■ TO BE DONE ■
Retype each entry below exactly as it stands.

■ DATA ENTRIES ■
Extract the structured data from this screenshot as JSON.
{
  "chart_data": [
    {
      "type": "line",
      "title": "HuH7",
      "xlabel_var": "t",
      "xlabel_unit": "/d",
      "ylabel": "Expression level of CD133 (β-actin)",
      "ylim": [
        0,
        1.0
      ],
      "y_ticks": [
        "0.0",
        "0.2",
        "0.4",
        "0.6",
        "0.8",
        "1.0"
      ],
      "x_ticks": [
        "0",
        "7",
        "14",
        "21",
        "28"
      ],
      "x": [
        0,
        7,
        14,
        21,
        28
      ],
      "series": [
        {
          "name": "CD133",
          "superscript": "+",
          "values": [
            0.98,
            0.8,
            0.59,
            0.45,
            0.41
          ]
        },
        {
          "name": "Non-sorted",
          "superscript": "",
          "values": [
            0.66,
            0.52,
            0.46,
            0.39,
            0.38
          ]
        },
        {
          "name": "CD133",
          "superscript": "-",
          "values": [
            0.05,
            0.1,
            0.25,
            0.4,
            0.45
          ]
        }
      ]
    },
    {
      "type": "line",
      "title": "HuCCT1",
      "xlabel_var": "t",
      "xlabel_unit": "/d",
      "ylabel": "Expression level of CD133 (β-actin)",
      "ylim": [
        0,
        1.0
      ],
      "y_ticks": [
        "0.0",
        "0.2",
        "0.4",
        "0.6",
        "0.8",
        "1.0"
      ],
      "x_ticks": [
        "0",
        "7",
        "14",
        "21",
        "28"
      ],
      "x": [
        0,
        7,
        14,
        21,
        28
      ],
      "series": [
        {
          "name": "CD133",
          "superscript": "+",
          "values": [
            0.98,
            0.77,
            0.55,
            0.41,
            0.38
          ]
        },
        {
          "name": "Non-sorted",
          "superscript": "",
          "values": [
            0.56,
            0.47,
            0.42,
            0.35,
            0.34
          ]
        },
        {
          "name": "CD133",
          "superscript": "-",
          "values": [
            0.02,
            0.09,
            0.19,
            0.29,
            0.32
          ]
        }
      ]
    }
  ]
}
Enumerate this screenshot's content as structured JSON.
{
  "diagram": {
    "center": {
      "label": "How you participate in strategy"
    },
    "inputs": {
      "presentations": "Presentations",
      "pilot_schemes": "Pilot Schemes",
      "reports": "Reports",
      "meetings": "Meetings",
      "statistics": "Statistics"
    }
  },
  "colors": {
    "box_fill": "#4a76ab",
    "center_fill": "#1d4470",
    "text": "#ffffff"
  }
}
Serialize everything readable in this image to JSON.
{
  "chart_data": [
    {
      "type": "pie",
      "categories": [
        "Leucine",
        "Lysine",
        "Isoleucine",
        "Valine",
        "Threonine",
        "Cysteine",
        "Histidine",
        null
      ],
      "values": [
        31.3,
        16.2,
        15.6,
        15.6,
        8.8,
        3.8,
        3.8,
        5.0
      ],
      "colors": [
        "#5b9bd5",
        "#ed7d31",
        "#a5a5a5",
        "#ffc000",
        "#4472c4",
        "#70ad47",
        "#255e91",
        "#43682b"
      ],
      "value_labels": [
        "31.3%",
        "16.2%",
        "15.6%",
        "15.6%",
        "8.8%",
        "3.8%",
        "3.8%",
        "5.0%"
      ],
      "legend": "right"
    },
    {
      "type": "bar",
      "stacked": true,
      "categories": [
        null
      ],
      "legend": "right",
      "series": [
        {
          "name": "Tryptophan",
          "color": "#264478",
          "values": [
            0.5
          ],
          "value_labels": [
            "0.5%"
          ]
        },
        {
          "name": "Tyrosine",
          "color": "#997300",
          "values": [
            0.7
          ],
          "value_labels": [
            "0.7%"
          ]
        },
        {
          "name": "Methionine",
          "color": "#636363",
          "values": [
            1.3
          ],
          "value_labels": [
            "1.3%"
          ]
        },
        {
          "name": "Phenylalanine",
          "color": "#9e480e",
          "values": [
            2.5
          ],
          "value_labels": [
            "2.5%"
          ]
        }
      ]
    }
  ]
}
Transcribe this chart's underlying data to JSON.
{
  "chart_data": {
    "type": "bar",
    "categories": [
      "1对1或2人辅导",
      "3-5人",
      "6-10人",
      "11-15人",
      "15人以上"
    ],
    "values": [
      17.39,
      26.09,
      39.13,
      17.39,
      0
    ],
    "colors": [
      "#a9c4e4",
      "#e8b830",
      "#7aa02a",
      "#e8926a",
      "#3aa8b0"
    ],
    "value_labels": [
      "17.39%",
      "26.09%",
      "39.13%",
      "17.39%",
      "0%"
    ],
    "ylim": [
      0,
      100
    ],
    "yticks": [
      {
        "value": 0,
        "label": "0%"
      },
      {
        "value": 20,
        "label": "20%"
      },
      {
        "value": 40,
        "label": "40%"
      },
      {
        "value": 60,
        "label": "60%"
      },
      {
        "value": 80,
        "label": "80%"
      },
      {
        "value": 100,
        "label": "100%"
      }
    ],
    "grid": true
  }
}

■ ANSWER IN FULL ■
Extract the structured data from this screenshot as JSON.
{
  "chart_data": [
    {
      "type": "line",
      "title": "HuH7",
      "xlabel_var": "t",
      "xlabel_unit": "/d",
      "ylabel": "Expression level of CD133 (β-actin)",
      "ylim": [
        0,
        1.0
      ],
      "y_ticks": [
        "0.0",
        "0.2",
        "0.4",
        "0.6",
        "0.8",
        "1.0"
      ],
      "x_ticks": [
        "0",
        "7",
        "14",
        "21",
        "28"
      ],
      "x": [
        0,
        7,
        14,
        21,
        28
      ],
      "series": [
        {
          "name": "CD133",
          "superscript": "+",
          "values": [
            0.98,
            0.8,
            0.59,
            0.45,
            0.41
          ]
        },
        {
          "name": "Non-sorted",
          "superscript": "",
          "values": [
            0.66,
            0.52,
            0.46,
            0.39,
            0.38
          ]
        },
        {
          "name": "CD133",
          "superscript": "-",
          "values": [
            0.05,
            0.1,
            0.25,
            0.4,
            0.45
          ]
        }
      ]
    },
    {
      "type": "line",
      "title": "HuCCT1",
      "xlabel_var": "t",
      "xlabel_unit": "/d",
      "ylabel": "Expression level of CD133 (β-actin)",
      "ylim": [
        0,
        1.0
      ],
      "y_ticks": [
        "0.0",
        "0.2",
        "0.4",
        "0.6",
        "0.8",
        "1.0"
      ],
      "x_ticks": [
        "0",
        "7",
        "14",
        "21",
        "28"
      ],
      "x": [
        0,
        7,
        14,
        21,
        28
      ],
      "series": [
        {
          "name": "CD133",
          "superscript": "+",
          "values": [
            0.98,
            0.77,
            0.55,
            0.41,
            0.38
          ]
        },
        {
          "name": "Non-sorted",
          "superscript": "",
          "values": [
            0.56,
            0.47,
            0.42,
            0.35,
            0.34
          ]
        },
        {
          "name": "CD133",
          "superscript": "-",
          "values": [
            0.02,
            0.09,
            0.19,
            0.29,
            0.32
          ]
        }
      ]
    }
  ]
}
Enumerate this screenshot's content as structured JSON.
{
  "diagram": {
    "center": {
      "label": "How you participate in strategy"
    },
    "inputs": {
      "presentations": "Presentations",
      "pilot_schemes": "Pilot Schemes",
      "reports": "Reports",
      "meetings": "Meetings",
      "statistics": "Statistics"
    }
  },
  "colors": {
    "box_fill": "#4a76ab",
    "center_fill": "#1d4470",
    "text": "#ffffff"
  }
}
Serialize everything readable in this image to JSON.
{
  "chart_data": [
    {
      "type": "pie",
      "categories": [
        "Leucine",
        "Lysine",
        "Isoleucine",
        "Valine",
        "Threonine",
        "Cysteine",
        "Histidine",
        null
      ],
      "values": [
        31.3,
        16.2,
        15.6,
        15.6,
        8.8,
        3.8,
        3.8,
        5.0
      ],
      "colors": [
        "#5b9bd5",
        "#ed7d31",
        "#a5a5a5",
        "#ffc000",
        "#4472c4",
        "#70ad47",
        "#255e91",
        "#43682b"
      ],
      "value_labels": [
        "31.3%",
        "16.2%",
        "15.6%",
        "15.6%",
        "8.8%",
        "3.8%",
        "3.8%",
        "5.0%"
      ],
      "legend": "right"
    },
    {
      "type": "bar",
      "stacked": true,
      "categories": [
        null
      ],
      "legend": "right",
      "series": [
        {
          "name": "Tryptophan",
          "color": "#264478",
          "values": [
            0.5
          ],
          "value_labels": [
            "0.5%"
          ]
        },
        {
          "name": "Tyrosine",
          "color": "#997300",
          "values": [
            0.7
          ],
          "value_labels": [
            "0.7%"
          ]
        },
        {
          "name": "Methionine",
          "color": "#636363",
          "values": [
            1.3
          ],
          "value_labels": [
            "1.3%"
          ]
        },
        {
          "name": "Phenylalanine",
          "color": "#9e480e",
          "values": [
            2.5
          ],
          "value_labels": [
            "2.5%"
          ]
        }
      ]
    }
  ]
}
Transcribe this chart's underlying data to JSON.
{
  "chart_data": {
    "type": "bar",
    "categories": [
      "1对1或2人辅导",
      "3-5人",
      "6-10人",
      "11-15人",
      "15人以上"
    ],
    "values": [
      17.39,
      26.09,
      39.13,
      17.39,
      0
    ],
    "colors": [
      "#a9c4e4",
      "#e8b830",
      "#7aa02a",
      "#e8926a",
      "#3aa8b0"
    ],
    "value_labels": [
      "17.39%",
      "26.09%",
      "39.13%",
      "17.39%",
      "0%"
    ],
    "ylim": [
      0,
      100
    ],
    "yticks": [
      {
        "value": 0,
        "label": "0%"
      },
      {
        "value": 20,
        "label": "20%"
      },
      {
        "value": 40,
        "label": "40%"
      },
      {
        "value": 60,
        "label": "60%"
      },
      {
        "value": 80,
        "label": "80%"
      },
      {
        "value": 100,
        "label": "100%"
      }
    ],
    "grid": true
  }
}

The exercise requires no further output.